● **INSTRUCTIONS TO FOLLOW**
Repeat the listing exactly as given, omitting every image.

::::::::

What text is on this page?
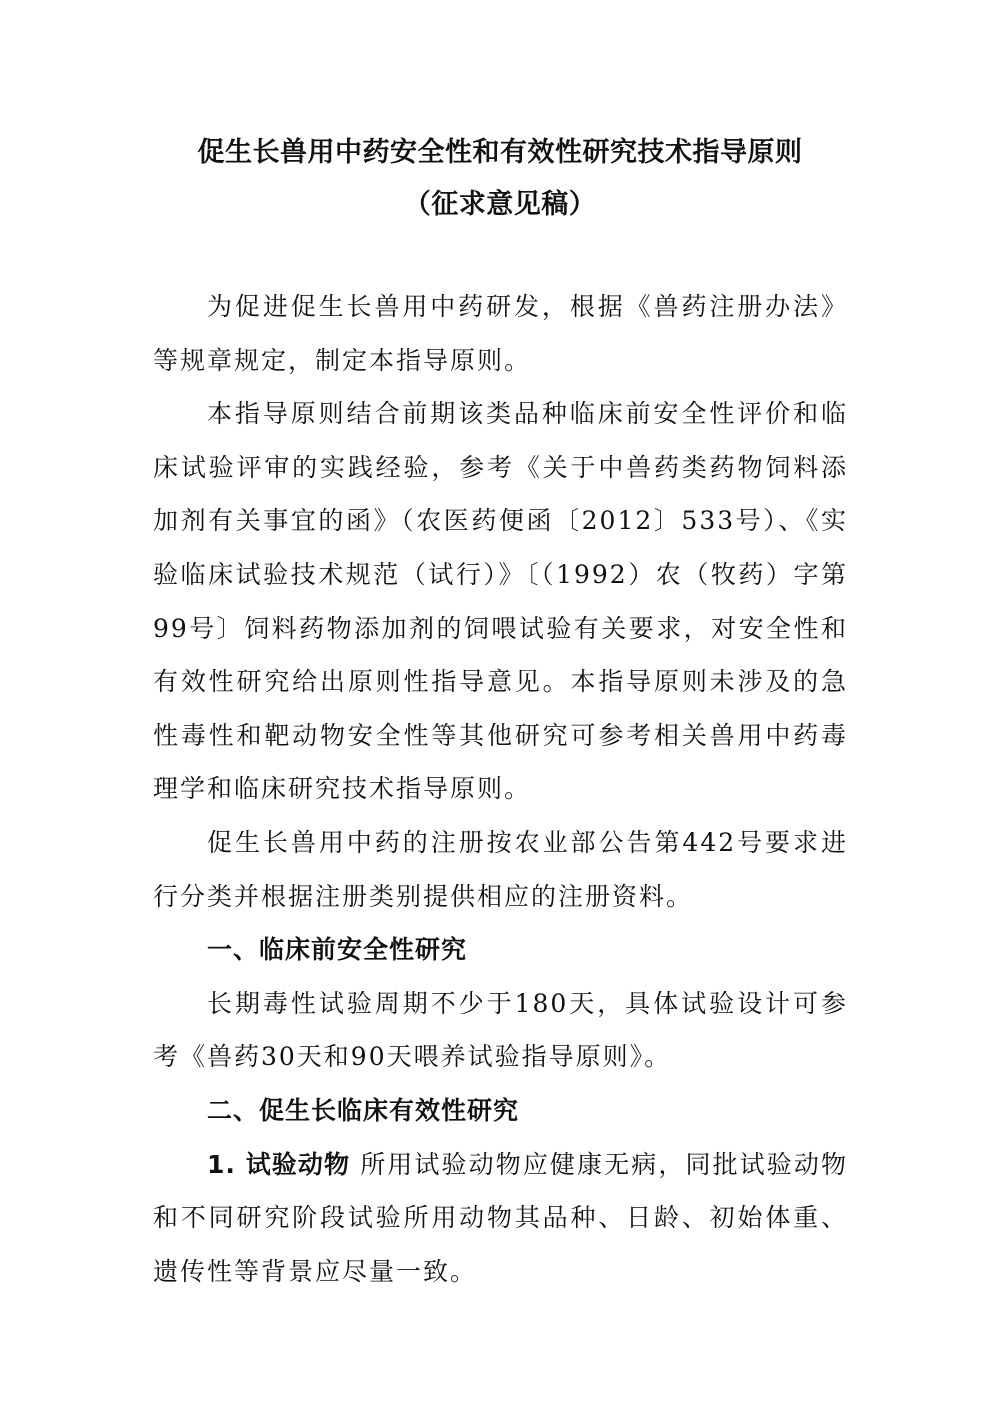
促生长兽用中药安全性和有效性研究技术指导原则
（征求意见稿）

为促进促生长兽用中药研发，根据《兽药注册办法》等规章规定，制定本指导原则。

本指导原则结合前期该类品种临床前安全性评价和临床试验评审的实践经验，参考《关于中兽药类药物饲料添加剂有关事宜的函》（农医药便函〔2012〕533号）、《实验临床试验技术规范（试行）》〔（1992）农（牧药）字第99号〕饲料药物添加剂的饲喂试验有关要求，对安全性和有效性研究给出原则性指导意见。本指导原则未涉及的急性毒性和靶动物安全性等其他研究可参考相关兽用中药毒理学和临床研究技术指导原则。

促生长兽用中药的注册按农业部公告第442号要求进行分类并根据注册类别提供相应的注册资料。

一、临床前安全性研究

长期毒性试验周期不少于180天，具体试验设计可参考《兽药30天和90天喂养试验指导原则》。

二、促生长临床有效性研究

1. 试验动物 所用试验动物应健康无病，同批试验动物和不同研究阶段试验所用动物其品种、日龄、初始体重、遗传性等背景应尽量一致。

::::::::

● **RESULT**
What text is on this page?
促生长兽用中药安全性和有效性研究技术指导原则
（征求意见稿）

为促进促生长兽用中药研发，根据《兽药注册办法》等规章规定，制定本指导原则。

本指导原则结合前期该类品种临床前安全性评价和临床试验评审的实践经验，参考《关于中兽药类药物饲料添加剂有关事宜的函》（农医药便函〔2012〕533号）、《实验临床试验技术规范（试行）》〔（1992）农（牧药）字第99号〕饲料药物添加剂的饲喂试验有关要求，对安全性和有效性研究给出原则性指导意见。本指导原则未涉及的急性毒性和靶动物安全性等其他研究可参考相关兽用中药毒理学和临床研究技术指导原则。

促生长兽用中药的注册按农业部公告第442号要求进行分类并根据注册类别提供相应的注册资料。

一、临床前安全性研究

长期毒性试验周期不少于180天，具体试验设计可参考《兽药30天和90天喂养试验指导原则》。

二、促生长临床有效性研究

1. 试验动物 所用试验动物应健康无病，同批试验动物和不同研究阶段试验所用动物其品种、日龄、初始体重、遗传性等背景应尽量一致。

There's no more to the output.